[Records from a dataset]
*****

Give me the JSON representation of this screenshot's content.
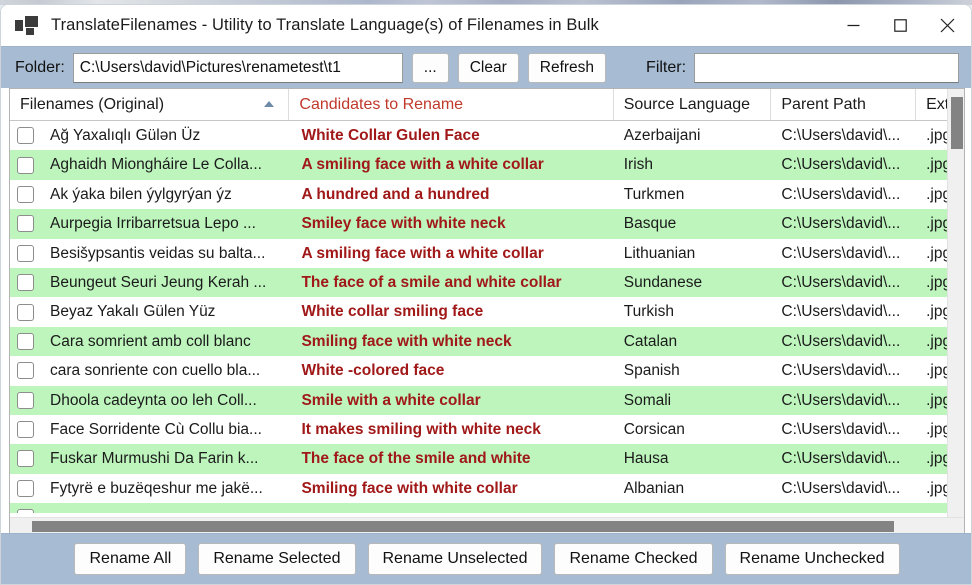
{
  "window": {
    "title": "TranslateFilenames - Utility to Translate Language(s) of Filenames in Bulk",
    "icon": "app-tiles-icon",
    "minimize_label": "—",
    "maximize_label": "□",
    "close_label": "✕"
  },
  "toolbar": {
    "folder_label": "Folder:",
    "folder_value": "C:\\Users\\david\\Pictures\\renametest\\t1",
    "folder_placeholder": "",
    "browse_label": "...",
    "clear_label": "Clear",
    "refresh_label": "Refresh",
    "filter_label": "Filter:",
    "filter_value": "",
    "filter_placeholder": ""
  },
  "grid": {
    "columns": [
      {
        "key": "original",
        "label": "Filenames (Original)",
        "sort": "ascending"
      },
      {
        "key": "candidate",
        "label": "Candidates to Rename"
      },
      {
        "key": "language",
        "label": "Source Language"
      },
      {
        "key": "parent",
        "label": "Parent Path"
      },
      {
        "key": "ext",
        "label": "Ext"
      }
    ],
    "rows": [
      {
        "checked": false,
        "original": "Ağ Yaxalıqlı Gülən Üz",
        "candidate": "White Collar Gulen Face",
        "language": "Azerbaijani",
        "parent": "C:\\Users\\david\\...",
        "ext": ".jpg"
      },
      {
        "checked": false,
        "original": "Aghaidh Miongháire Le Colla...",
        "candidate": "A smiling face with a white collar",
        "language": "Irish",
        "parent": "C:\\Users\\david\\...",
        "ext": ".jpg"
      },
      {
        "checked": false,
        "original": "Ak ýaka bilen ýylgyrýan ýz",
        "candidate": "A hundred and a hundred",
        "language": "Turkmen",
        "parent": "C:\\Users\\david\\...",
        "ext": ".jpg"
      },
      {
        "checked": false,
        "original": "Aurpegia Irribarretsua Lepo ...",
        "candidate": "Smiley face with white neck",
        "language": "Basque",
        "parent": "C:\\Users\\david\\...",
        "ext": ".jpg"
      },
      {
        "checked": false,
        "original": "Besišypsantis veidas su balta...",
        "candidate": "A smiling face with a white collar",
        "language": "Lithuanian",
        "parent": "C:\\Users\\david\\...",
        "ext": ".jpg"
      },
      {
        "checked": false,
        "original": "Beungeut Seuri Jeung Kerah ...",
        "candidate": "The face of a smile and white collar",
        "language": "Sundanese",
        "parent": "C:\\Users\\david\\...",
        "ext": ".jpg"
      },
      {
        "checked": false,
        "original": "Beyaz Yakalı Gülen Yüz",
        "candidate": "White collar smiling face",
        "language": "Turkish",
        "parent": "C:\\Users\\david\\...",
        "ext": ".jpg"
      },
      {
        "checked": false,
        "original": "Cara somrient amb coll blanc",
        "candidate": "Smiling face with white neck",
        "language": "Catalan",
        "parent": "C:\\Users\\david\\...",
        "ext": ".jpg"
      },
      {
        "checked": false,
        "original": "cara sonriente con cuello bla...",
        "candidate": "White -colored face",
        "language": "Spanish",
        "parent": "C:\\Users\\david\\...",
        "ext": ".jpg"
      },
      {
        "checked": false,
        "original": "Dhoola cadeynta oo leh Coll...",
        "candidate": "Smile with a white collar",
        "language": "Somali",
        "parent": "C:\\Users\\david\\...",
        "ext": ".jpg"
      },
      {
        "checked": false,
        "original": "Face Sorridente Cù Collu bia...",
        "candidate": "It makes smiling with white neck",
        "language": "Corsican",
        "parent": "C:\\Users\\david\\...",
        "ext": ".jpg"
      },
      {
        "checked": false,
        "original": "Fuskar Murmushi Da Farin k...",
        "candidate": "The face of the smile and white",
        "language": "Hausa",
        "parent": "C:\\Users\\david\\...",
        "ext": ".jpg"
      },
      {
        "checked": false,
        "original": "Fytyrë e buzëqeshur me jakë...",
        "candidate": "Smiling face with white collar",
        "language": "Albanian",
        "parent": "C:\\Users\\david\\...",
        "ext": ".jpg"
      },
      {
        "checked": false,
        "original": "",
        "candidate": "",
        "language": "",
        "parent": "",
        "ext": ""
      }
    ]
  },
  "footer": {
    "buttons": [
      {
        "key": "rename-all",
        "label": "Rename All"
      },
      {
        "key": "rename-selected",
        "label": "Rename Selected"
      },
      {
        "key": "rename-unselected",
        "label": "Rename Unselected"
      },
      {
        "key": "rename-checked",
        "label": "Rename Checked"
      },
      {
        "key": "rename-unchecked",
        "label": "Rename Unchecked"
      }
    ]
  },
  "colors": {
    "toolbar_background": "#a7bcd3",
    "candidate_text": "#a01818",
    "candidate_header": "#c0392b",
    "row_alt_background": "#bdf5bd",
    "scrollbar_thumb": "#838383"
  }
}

*****

WHAT TO DO: Repeat each entry above word for word, leaving every picture out.

TASK OUTPUT:
Give me the JSON representation of this screenshot's content.
{
  "window": {
    "title": "TranslateFilenames - Utility to Translate Language(s) of Filenames in Bulk",
    "icon": "app-tiles-icon",
    "minimize_label": "—",
    "maximize_label": "□",
    "close_label": "✕"
  },
  "toolbar": {
    "folder_label": "Folder:",
    "folder_value": "C:\\Users\\david\\Pictures\\renametest\\t1",
    "folder_placeholder": "",
    "browse_label": "...",
    "clear_label": "Clear",
    "refresh_label": "Refresh",
    "filter_label": "Filter:",
    "filter_value": "",
    "filter_placeholder": ""
  },
  "grid": {
    "columns": [
      {
        "key": "original",
        "label": "Filenames (Original)",
        "sort": "ascending"
      },
      {
        "key": "candidate",
        "label": "Candidates to Rename"
      },
      {
        "key": "language",
        "label": "Source Language"
      },
      {
        "key": "parent",
        "label": "Parent Path"
      },
      {
        "key": "ext",
        "label": "Ext"
      }
    ],
    "rows": [
      {
        "checked": false,
        "original": "Ağ Yaxalıqlı Gülən Üz",
        "candidate": "White Collar Gulen Face",
        "language": "Azerbaijani",
        "parent": "C:\\Users\\david\\...",
        "ext": ".jpg"
      },
      {
        "checked": false,
        "original": "Aghaidh Miongháire Le Colla...",
        "candidate": "A smiling face with a white collar",
        "language": "Irish",
        "parent": "C:\\Users\\david\\...",
        "ext": ".jpg"
      },
      {
        "checked": false,
        "original": "Ak ýaka bilen ýylgyrýan ýz",
        "candidate": "A hundred and a hundred",
        "language": "Turkmen",
        "parent": "C:\\Users\\david\\...",
        "ext": ".jpg"
      },
      {
        "checked": false,
        "original": "Aurpegia Irribarretsua Lepo ...",
        "candidate": "Smiley face with white neck",
        "language": "Basque",
        "parent": "C:\\Users\\david\\...",
        "ext": ".jpg"
      },
      {
        "checked": false,
        "original": "Besišypsantis veidas su balta...",
        "candidate": "A smiling face with a white collar",
        "language": "Lithuanian",
        "parent": "C:\\Users\\david\\...",
        "ext": ".jpg"
      },
      {
        "checked": false,
        "original": "Beungeut Seuri Jeung Kerah ...",
        "candidate": "The face of a smile and white collar",
        "language": "Sundanese",
        "parent": "C:\\Users\\david\\...",
        "ext": ".jpg"
      },
      {
        "checked": false,
        "original": "Beyaz Yakalı Gülen Yüz",
        "candidate": "White collar smiling face",
        "language": "Turkish",
        "parent": "C:\\Users\\david\\...",
        "ext": ".jpg"
      },
      {
        "checked": false,
        "original": "Cara somrient amb coll blanc",
        "candidate": "Smiling face with white neck",
        "language": "Catalan",
        "parent": "C:\\Users\\david\\...",
        "ext": ".jpg"
      },
      {
        "checked": false,
        "original": "cara sonriente con cuello bla...",
        "candidate": "White -colored face",
        "language": "Spanish",
        "parent": "C:\\Users\\david\\...",
        "ext": ".jpg"
      },
      {
        "checked": false,
        "original": "Dhoola cadeynta oo leh Coll...",
        "candidate": "Smile with a white collar",
        "language": "Somali",
        "parent": "C:\\Users\\david\\...",
        "ext": ".jpg"
      },
      {
        "checked": false,
        "original": "Face Sorridente Cù Collu bia...",
        "candidate": "It makes smiling with white neck",
        "language": "Corsican",
        "parent": "C:\\Users\\david\\...",
        "ext": ".jpg"
      },
      {
        "checked": false,
        "original": "Fuskar Murmushi Da Farin k...",
        "candidate": "The face of the smile and white",
        "language": "Hausa",
        "parent": "C:\\Users\\david\\...",
        "ext": ".jpg"
      },
      {
        "checked": false,
        "original": "Fytyrë e buzëqeshur me jakë...",
        "candidate": "Smiling face with white collar",
        "language": "Albanian",
        "parent": "C:\\Users\\david\\...",
        "ext": ".jpg"
      },
      {
        "checked": false,
        "original": "",
        "candidate": "",
        "language": "",
        "parent": "",
        "ext": ""
      }
    ]
  },
  "footer": {
    "buttons": [
      {
        "key": "rename-all",
        "label": "Rename All"
      },
      {
        "key": "rename-selected",
        "label": "Rename Selected"
      },
      {
        "key": "rename-unselected",
        "label": "Rename Unselected"
      },
      {
        "key": "rename-checked",
        "label": "Rename Checked"
      },
      {
        "key": "rename-unchecked",
        "label": "Rename Unchecked"
      }
    ]
  },
  "colors": {
    "toolbar_background": "#a7bcd3",
    "candidate_text": "#a01818",
    "candidate_header": "#c0392b",
    "row_alt_background": "#bdf5bd",
    "scrollbar_thumb": "#838383"
  }
}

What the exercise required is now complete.